— Start of Provided data —
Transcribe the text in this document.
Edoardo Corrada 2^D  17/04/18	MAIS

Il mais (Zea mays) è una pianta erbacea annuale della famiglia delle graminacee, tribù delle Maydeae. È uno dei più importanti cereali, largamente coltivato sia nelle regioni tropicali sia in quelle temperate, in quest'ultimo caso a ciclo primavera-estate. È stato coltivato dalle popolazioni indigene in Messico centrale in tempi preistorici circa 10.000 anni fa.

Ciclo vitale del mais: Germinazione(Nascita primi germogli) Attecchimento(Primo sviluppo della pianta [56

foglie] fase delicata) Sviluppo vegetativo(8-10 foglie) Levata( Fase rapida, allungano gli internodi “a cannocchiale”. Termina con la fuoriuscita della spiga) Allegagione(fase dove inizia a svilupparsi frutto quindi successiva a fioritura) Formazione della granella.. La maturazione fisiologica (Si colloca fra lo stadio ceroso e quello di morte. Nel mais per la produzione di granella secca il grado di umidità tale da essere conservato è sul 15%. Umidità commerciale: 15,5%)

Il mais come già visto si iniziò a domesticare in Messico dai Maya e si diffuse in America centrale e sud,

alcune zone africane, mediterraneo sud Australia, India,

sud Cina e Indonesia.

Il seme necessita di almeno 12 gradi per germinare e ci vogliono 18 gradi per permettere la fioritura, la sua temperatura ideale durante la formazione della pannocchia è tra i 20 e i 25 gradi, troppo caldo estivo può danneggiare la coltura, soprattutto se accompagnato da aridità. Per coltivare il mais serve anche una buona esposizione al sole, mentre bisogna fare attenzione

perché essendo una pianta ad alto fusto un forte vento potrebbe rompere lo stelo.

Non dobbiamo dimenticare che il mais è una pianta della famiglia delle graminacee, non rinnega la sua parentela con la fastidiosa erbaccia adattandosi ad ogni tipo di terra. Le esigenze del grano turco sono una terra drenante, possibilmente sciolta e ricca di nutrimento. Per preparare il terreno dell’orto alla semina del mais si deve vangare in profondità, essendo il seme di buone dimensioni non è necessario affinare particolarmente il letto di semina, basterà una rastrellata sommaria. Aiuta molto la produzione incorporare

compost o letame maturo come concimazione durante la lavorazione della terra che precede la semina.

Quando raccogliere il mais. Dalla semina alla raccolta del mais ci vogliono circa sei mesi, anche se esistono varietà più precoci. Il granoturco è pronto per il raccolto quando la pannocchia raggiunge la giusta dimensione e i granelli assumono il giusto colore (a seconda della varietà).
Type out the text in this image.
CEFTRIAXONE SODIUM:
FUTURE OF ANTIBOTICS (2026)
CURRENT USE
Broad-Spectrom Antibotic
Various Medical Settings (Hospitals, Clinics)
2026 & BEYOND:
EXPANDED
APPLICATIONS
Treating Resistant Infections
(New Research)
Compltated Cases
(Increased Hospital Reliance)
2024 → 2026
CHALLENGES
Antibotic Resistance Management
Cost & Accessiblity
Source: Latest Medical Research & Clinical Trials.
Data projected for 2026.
— End of Provided data —
• **Directions for this task**: Transcribe the entire listing above precisely.

• **Answer for this exercise**:
Transcribe the text in this document.
Edoardo Corrada 2^D  17/04/18	MAIS

Il mais (Zea mays) è una pianta erbacea annuale della famiglia delle graminacee, tribù delle Maydeae. È uno dei più importanti cereali, largamente coltivato sia nelle regioni tropicali sia in quelle temperate, in quest'ultimo caso a ciclo primavera-estate. È stato coltivato dalle popolazioni indigene in Messico centrale in tempi preistorici circa 10.000 anni fa.

Ciclo vitale del mais: Germinazione(Nascita primi germogli) Attecchimento(Primo sviluppo della pianta [56

foglie] fase delicata) Sviluppo vegetativo(8-10 foglie) Levata( Fase rapida, allungano gli internodi “a cannocchiale”. Termina con la fuoriuscita della spiga) Allegagione(fase dove inizia a svilupparsi frutto quindi successiva a fioritura) Formazione della granella.. La maturazione fisiologica (Si colloca fra lo stadio ceroso e quello di morte. Nel mais per la produzione di granella secca il grado di umidità tale da essere conservato è sul 15%. Umidità commerciale: 15,5%)

Il mais come già visto si iniziò a domesticare in Messico dai Maya e si diffuse in America centrale e sud,

alcune zone africane, mediterraneo sud Australia, India,

sud Cina e Indonesia.

Il seme necessita di almeno 12 gradi per germinare e ci vogliono 18 gradi per permettere la fioritura, la sua temperatura ideale durante la formazione della pannocchia è tra i 20 e i 25 gradi, troppo caldo estivo può danneggiare la coltura, soprattutto se accompagnato da aridità. Per coltivare il mais serve anche una buona esposizione al sole, mentre bisogna fare attenzione

perché essendo una pianta ad alto fusto un forte vento potrebbe rompere lo stelo.

Non dobbiamo dimenticare che il mais è una pianta della famiglia delle graminacee, non rinnega la sua parentela con la fastidiosa erbaccia adattandosi ad ogni tipo di terra. Le esigenze del grano turco sono una terra drenante, possibilmente sciolta e ricca di nutrimento. Per preparare il terreno dell’orto alla semina del mais si deve vangare in profondità, essendo il seme di buone dimensioni non è necessario affinare particolarmente il letto di semina, basterà una rastrellata sommaria. Aiuta molto la produzione incorporare

compost o letame maturo come concimazione durante la lavorazione della terra che precede la semina.

Quando raccogliere il mais. Dalla semina alla raccolta del mais ci vogliono circa sei mesi, anche se esistono varietà più precoci. Il granoturco è pronto per il raccolto quando la pannocchia raggiunge la giusta dimensione e i granelli assumono il giusto colore (a seconda della varietà).
Type out the text in this image.
CEFTRIAXONE SODIUM:
FUTURE OF ANTIBOTICS (2026)
CURRENT USE
Broad-Spectrom Antibotic
Various Medical Settings (Hospitals, Clinics)
2026 & BEYOND:
EXPANDED
APPLICATIONS
Treating Resistant Infections
(New Research)
Compltated Cases
(Increased Hospital Reliance)
2024 → 2026
CHALLENGES
Antibotic Resistance Management
Cost & Accessiblity
Source: Latest Medical Research & Clinical Trials.
Data projected for 2026.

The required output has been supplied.